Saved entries
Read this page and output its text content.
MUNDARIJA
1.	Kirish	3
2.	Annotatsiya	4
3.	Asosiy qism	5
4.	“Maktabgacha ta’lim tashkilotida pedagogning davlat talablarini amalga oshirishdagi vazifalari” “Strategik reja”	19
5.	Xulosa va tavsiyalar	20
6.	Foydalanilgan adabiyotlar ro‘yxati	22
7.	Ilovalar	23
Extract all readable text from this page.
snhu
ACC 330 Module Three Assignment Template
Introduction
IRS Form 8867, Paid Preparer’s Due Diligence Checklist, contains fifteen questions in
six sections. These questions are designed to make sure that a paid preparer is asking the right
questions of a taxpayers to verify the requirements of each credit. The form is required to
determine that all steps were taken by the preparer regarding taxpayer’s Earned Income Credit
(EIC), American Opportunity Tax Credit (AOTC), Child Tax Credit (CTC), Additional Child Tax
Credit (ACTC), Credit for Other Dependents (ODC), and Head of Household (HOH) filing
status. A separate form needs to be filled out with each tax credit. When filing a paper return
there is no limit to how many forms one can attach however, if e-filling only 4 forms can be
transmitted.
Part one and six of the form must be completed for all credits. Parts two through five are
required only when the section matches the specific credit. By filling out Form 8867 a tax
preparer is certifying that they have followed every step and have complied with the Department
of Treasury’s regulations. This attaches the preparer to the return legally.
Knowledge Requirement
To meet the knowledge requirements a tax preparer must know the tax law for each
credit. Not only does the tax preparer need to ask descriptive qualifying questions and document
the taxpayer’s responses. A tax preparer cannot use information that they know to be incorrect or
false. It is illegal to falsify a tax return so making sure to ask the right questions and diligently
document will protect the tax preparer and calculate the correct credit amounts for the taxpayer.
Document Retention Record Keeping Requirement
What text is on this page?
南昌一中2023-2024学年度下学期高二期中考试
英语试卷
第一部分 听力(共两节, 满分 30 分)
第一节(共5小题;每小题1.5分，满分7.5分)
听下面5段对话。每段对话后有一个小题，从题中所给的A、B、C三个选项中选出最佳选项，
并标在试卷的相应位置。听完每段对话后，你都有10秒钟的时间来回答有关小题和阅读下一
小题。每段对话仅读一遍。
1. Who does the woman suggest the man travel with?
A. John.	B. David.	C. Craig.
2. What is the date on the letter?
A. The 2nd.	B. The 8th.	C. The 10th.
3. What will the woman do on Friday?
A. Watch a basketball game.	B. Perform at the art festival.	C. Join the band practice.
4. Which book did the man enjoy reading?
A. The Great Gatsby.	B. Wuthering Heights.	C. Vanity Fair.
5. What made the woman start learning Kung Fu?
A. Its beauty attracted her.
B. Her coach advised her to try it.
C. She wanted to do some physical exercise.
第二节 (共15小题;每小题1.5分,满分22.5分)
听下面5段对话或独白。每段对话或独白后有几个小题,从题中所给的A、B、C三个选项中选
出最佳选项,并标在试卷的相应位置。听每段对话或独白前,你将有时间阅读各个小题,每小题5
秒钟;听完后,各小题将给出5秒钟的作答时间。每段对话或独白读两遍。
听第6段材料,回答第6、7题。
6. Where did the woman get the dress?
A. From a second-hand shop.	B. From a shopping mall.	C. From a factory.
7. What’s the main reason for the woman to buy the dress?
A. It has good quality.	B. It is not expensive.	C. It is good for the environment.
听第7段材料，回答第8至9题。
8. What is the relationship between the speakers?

**WHAT YOU WILL DO:**
Output every line above without altering anything.

**COMPLETE ANSWER:**
Read this page and output its text content.
MUNDARIJA
1.	Kirish	3
2.	Annotatsiya	4
3.	Asosiy qism	5
4.	“Maktabgacha ta’lim tashkilotida pedagogning davlat talablarini amalga oshirishdagi vazifalari” “Strategik reja”	19
5.	Xulosa va tavsiyalar	20
6.	Foydalanilgan adabiyotlar ro‘yxati	22
7.	Ilovalar	23
Extract all readable text from this page.
snhu
ACC 330 Module Three Assignment Template
Introduction
IRS Form 8867, Paid Preparer’s Due Diligence Checklist, contains fifteen questions in
six sections. These questions are designed to make sure that a paid preparer is asking the right
questions of a taxpayers to verify the requirements of each credit. The form is required to
determine that all steps were taken by the preparer regarding taxpayer’s Earned Income Credit
(EIC), American Opportunity Tax Credit (AOTC), Child Tax Credit (CTC), Additional Child Tax
Credit (ACTC), Credit for Other Dependents (ODC), and Head of Household (HOH) filing
status. A separate form needs to be filled out with each tax credit. When filing a paper return
there is no limit to how many forms one can attach however, if e-filling only 4 forms can be
transmitted.
Part one and six of the form must be completed for all credits. Parts two through five are
required only when the section matches the specific credit. By filling out Form 8867 a tax
preparer is certifying that they have followed every step and have complied with the Department
of Treasury’s regulations. This attaches the preparer to the return legally.
Knowledge Requirement
To meet the knowledge requirements a tax preparer must know the tax law for each
credit. Not only does the tax preparer need to ask descriptive qualifying questions and document
the taxpayer’s responses. A tax preparer cannot use information that they know to be incorrect or
false. It is illegal to falsify a tax return so making sure to ask the right questions and diligently
document will protect the tax preparer and calculate the correct credit amounts for the taxpayer.
Document Retention Record Keeping Requirement
What text is on this page?
南昌一中2023-2024学年度下学期高二期中考试
英语试卷
第一部分 听力(共两节, 满分 30 分)
第一节(共5小题;每小题1.5分，满分7.5分)
听下面5段对话。每段对话后有一个小题，从题中所给的A、B、C三个选项中选出最佳选项，
并标在试卷的相应位置。听完每段对话后，你都有10秒钟的时间来回答有关小题和阅读下一
小题。每段对话仅读一遍。
1. Who does the woman suggest the man travel with?
A. John.	B. David.	C. Craig.
2. What is the date on the letter?
A. The 2nd.	B. The 8th.	C. The 10th.
3. What will the woman do on Friday?
A. Watch a basketball game.	B. Perform at the art festival.	C. Join the band practice.
4. Which book did the man enjoy reading?
A. The Great Gatsby.	B. Wuthering Heights.	C. Vanity Fair.
5. What made the woman start learning Kung Fu?
A. Its beauty attracted her.
B. Her coach advised her to try it.
C. She wanted to do some physical exercise.
第二节 (共15小题;每小题1.5分,满分22.5分)
听下面5段对话或独白。每段对话或独白后有几个小题,从题中所给的A、B、C三个选项中选
出最佳选项,并标在试卷的相应位置。听每段对话或独白前,你将有时间阅读各个小题,每小题5
秒钟;听完后,各小题将给出5秒钟的作答时间。每段对话或独白读两遍。
听第6段材料,回答第6、7题。
6. Where did the woman get the dress?
A. From a second-hand shop.	B. From a shopping mall.	C. From a factory.
7. What’s the main reason for the woman to buy the dress?
A. It has good quality.	B. It is not expensive.	C. It is good for the environment.
听第7段材料，回答第8至9题。
8. What is the relationship between the speakers?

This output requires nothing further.